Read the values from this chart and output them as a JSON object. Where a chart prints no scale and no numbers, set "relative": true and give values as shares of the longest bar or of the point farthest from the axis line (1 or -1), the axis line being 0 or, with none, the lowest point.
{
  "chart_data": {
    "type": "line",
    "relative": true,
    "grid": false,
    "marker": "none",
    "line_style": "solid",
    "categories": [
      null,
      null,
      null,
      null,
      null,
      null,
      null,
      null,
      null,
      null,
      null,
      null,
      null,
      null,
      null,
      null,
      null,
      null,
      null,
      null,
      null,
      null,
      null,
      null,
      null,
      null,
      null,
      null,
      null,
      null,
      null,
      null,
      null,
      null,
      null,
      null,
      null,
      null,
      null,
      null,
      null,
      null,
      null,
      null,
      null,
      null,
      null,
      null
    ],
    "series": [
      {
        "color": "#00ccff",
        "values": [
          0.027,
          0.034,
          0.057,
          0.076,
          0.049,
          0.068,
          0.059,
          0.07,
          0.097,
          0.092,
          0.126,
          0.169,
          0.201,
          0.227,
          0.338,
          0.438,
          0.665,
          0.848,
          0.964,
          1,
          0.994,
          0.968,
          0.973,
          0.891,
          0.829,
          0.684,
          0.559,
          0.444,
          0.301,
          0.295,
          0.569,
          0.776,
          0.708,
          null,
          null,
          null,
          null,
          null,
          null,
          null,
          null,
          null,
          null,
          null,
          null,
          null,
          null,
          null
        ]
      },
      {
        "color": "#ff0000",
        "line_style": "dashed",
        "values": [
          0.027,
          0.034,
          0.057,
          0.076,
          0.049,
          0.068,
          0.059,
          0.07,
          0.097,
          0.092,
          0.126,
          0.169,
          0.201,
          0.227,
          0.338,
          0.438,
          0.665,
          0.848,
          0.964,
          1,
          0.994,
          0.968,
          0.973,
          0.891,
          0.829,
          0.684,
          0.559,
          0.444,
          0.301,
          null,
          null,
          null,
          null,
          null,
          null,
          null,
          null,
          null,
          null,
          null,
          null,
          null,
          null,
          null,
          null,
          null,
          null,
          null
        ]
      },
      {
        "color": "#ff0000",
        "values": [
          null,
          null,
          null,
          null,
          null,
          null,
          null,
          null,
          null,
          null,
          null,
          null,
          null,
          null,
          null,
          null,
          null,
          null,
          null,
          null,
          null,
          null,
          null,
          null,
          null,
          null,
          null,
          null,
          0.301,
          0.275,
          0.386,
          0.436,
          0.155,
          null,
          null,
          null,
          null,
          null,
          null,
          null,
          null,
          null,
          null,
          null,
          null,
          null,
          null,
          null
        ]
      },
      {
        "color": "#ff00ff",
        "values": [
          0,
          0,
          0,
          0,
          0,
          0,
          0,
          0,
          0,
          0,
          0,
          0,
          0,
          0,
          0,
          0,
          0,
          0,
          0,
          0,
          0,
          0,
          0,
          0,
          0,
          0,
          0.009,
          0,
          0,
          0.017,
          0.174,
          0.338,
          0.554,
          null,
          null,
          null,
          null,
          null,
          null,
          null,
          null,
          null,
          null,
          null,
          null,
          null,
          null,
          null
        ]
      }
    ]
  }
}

§ WHAT IS BEING ASKED:
Scan the lines for the string "true". Pick out every line that has it.

§ ANSWER TO THE PROBLEM:
Read the values from this chart and output them as a JSON object. Where a chart prints no scale and no numbers, set "relative": true and give values as shares of the longest bar or of the point farthest from the axis line (1 or -1), the axis line being 0 or, with none, the lowest point.
    "relative": true,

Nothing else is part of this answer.